Exercise details: Locate each line in the records containing "JSON". Copy it.

__________________________________________________

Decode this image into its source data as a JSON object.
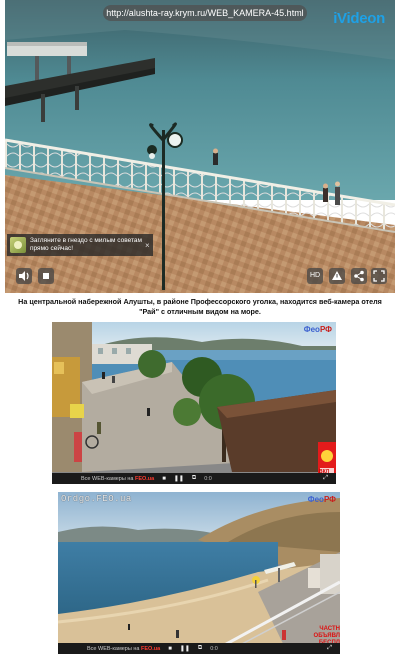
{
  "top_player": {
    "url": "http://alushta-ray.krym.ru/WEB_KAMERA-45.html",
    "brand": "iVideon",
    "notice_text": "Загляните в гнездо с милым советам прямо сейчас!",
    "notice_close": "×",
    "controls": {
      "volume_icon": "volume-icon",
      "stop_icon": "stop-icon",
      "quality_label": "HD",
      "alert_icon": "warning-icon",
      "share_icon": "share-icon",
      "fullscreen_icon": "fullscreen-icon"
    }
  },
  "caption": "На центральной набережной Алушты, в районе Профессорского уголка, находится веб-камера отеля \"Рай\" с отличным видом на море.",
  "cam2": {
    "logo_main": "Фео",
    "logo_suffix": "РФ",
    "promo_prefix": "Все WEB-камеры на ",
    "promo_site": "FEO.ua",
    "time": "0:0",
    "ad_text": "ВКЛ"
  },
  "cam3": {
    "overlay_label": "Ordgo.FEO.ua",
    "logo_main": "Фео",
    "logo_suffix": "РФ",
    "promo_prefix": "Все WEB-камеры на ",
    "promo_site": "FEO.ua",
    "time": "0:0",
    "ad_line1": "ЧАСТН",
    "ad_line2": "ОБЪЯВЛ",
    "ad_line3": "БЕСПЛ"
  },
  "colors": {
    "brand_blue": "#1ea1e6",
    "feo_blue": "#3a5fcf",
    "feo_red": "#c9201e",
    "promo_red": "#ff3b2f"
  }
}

__________________________________________________

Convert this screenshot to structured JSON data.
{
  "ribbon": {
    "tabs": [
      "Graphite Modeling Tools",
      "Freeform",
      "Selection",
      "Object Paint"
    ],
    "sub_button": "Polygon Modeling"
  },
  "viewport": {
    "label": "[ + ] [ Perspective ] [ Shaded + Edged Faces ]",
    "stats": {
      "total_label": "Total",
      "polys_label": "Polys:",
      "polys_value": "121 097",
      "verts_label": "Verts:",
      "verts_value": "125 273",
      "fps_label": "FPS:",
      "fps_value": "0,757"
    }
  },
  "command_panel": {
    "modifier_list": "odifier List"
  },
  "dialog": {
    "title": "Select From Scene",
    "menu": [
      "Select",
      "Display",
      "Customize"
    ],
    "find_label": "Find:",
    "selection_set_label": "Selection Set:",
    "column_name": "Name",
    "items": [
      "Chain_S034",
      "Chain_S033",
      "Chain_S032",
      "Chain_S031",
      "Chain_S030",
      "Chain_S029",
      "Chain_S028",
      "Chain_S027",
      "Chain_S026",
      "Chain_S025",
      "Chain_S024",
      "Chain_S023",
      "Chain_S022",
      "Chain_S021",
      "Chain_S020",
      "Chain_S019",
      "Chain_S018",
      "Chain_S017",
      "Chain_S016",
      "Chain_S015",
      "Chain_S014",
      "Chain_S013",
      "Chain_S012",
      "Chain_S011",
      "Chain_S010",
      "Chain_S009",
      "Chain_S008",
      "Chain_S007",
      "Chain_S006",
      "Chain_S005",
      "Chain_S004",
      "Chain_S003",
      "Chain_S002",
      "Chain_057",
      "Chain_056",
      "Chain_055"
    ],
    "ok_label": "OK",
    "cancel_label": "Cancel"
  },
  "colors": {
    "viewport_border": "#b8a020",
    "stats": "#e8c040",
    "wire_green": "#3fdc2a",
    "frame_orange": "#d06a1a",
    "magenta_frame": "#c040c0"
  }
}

__________________________________________________

Exercise response:
Decode this image into its source data as a JSON object.
Convert this screenshot to structured JSON data.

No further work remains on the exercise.